# JOB
Write out exactly, with no other output, the lines below from the one that contains "What's the underlying" through the end.

# ENTRIES
BEGIN

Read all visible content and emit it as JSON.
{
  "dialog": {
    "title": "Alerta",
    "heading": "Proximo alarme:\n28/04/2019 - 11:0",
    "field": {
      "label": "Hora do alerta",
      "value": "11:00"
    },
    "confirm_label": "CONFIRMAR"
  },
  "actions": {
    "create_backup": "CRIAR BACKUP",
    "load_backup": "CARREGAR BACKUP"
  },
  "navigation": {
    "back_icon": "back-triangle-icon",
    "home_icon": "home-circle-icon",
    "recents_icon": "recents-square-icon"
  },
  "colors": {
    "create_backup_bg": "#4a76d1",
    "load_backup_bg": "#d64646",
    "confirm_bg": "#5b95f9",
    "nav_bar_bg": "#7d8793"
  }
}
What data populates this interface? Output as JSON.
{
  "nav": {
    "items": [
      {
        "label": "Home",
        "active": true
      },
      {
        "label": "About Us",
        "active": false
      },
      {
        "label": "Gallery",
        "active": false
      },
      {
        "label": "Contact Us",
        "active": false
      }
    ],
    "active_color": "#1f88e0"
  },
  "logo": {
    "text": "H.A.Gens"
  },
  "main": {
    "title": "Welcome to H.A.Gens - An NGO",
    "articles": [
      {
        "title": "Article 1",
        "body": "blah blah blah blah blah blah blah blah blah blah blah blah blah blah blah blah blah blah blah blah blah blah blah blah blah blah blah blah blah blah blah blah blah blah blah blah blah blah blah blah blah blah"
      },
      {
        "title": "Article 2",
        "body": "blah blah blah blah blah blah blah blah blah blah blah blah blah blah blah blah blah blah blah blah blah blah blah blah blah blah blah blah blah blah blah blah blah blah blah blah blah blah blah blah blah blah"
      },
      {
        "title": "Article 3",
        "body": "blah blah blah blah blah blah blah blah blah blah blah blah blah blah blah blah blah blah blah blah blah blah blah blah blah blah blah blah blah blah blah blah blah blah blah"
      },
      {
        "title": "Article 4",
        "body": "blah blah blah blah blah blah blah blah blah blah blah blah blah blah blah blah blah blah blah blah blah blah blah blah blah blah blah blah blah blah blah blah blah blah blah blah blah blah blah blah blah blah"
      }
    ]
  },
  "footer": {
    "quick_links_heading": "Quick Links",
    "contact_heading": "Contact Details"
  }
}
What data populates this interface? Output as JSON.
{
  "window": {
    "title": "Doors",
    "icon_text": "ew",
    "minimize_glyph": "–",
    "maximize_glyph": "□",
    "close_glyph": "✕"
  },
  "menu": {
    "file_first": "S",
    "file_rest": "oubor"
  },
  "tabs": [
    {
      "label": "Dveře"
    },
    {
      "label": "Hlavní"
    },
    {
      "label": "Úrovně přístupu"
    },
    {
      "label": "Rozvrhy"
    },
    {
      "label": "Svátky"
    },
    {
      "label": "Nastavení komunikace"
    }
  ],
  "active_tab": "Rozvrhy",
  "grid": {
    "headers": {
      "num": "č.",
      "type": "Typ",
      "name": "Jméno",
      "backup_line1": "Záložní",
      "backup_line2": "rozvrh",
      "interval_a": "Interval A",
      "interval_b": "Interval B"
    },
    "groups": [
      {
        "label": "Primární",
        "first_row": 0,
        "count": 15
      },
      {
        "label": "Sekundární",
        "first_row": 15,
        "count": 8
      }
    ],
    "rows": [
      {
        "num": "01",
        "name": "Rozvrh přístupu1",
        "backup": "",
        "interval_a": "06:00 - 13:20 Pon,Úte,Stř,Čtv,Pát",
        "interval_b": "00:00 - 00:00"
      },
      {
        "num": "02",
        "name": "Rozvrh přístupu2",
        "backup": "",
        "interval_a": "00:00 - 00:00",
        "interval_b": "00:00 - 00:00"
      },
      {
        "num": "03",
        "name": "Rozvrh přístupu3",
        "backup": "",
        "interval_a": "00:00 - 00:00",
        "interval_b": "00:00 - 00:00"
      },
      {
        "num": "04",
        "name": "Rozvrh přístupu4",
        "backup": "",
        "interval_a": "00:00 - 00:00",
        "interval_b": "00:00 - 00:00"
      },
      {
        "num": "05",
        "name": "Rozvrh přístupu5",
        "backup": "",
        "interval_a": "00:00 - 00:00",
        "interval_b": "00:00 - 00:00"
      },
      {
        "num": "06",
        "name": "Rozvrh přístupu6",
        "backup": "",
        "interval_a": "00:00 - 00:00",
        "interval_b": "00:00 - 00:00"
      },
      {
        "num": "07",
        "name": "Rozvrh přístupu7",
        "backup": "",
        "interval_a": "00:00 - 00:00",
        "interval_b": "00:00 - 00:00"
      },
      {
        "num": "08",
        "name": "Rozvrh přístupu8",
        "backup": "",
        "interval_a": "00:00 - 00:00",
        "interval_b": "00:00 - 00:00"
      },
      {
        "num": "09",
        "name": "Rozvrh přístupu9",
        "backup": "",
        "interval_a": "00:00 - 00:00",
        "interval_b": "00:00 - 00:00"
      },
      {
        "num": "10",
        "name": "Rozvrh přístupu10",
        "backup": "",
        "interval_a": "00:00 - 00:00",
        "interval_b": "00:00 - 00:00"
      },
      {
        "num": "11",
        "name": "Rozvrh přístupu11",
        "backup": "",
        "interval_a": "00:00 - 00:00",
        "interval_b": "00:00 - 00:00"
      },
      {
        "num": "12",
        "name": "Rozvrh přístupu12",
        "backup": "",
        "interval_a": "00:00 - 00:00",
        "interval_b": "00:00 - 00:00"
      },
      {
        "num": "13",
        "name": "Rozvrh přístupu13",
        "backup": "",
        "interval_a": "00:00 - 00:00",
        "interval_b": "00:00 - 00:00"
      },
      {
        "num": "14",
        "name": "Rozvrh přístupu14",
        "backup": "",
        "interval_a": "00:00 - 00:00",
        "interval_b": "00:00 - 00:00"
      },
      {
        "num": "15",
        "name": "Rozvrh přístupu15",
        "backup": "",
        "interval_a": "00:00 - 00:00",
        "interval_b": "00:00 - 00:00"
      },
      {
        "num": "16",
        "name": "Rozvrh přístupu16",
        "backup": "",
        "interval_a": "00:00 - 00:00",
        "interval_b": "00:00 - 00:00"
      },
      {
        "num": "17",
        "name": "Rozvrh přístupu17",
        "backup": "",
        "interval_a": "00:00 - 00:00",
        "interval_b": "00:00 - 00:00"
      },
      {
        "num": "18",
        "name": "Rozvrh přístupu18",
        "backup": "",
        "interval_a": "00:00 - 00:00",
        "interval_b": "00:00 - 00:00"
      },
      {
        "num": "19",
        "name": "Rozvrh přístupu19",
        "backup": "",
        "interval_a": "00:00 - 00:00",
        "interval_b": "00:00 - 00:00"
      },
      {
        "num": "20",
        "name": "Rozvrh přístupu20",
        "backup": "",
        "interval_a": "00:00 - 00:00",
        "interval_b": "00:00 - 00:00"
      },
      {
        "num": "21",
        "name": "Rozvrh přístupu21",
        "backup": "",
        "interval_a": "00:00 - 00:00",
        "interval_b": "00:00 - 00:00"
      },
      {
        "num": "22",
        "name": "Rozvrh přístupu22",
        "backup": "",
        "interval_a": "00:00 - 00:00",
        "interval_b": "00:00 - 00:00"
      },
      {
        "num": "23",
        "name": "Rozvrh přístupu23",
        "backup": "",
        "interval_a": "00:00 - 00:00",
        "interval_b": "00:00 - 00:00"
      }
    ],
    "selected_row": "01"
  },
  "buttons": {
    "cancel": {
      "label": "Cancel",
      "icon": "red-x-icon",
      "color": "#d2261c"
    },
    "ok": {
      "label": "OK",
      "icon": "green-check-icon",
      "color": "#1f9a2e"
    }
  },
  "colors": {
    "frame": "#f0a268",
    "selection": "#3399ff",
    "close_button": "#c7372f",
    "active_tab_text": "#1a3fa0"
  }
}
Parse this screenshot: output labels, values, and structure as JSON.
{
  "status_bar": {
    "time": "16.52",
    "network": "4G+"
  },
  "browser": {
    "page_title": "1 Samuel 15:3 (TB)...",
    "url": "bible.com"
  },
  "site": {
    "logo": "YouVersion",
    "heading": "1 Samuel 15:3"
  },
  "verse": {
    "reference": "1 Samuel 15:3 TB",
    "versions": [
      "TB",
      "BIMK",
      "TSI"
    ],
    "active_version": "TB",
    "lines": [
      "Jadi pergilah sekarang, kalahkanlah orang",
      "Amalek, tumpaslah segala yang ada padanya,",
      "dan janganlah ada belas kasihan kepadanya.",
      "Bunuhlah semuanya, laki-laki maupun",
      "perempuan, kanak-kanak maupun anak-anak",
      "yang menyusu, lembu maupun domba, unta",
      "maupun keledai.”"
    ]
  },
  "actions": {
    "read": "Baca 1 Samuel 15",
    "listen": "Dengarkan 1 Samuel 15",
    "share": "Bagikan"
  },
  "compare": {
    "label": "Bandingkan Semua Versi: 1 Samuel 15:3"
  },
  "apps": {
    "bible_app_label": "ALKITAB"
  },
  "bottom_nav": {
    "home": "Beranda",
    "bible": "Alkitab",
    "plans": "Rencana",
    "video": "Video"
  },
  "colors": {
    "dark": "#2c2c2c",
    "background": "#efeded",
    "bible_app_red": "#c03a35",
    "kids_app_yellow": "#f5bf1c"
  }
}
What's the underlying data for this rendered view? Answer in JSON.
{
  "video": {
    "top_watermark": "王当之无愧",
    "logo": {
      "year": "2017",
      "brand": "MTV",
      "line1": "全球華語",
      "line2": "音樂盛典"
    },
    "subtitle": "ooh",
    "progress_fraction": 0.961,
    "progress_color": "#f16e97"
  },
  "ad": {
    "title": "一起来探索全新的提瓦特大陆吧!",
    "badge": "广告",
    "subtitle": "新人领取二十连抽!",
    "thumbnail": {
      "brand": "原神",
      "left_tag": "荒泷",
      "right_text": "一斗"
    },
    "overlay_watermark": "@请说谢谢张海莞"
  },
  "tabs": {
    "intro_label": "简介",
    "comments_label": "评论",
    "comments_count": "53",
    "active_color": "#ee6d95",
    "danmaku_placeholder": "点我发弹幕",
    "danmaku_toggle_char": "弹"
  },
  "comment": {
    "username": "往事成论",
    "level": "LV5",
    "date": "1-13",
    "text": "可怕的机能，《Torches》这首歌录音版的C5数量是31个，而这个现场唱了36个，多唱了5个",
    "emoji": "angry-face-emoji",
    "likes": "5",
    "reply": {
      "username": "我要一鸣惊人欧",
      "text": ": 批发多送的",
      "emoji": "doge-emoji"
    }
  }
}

END

# ANSWER IN FULL
What's the underlying data for this rendered view? Answer in JSON.
{
  "video": {
    "top_watermark": "王当之无愧",
    "logo": {
      "year": "2017",
      "brand": "MTV",
      "line1": "全球華語",
      "line2": "音樂盛典"
    },
    "subtitle": "ooh",
    "progress_fraction": 0.961,
    "progress_color": "#f16e97"
  },
  "ad": {
    "title": "一起来探索全新的提瓦特大陆吧!",
    "badge": "广告",
    "subtitle": "新人领取二十连抽!",
    "thumbnail": {
      "brand": "原神",
      "left_tag": "荒泷",
      "right_text": "一斗"
    },
    "overlay_watermark": "@请说谢谢张海莞"
  },
  "tabs": {
    "intro_label": "简介",
    "comments_label": "评论",
    "comments_count": "53",
    "active_color": "#ee6d95",
    "danmaku_placeholder": "点我发弹幕",
    "danmaku_toggle_char": "弹"
  },
  "comment": {
    "username": "往事成论",
    "level": "LV5",
    "date": "1-13",
    "text": "可怕的机能，《Torches》这首歌录音版的C5数量是31个，而这个现场唱了36个，多唱了5个",
    "emoji": "angry-face-emoji",
    "likes": "5",
    "reply": {
      "username": "我要一鸣惊人欧",
      "text": ": 批发多送的",
      "emoji": "doge-emoji"
    }
  }
}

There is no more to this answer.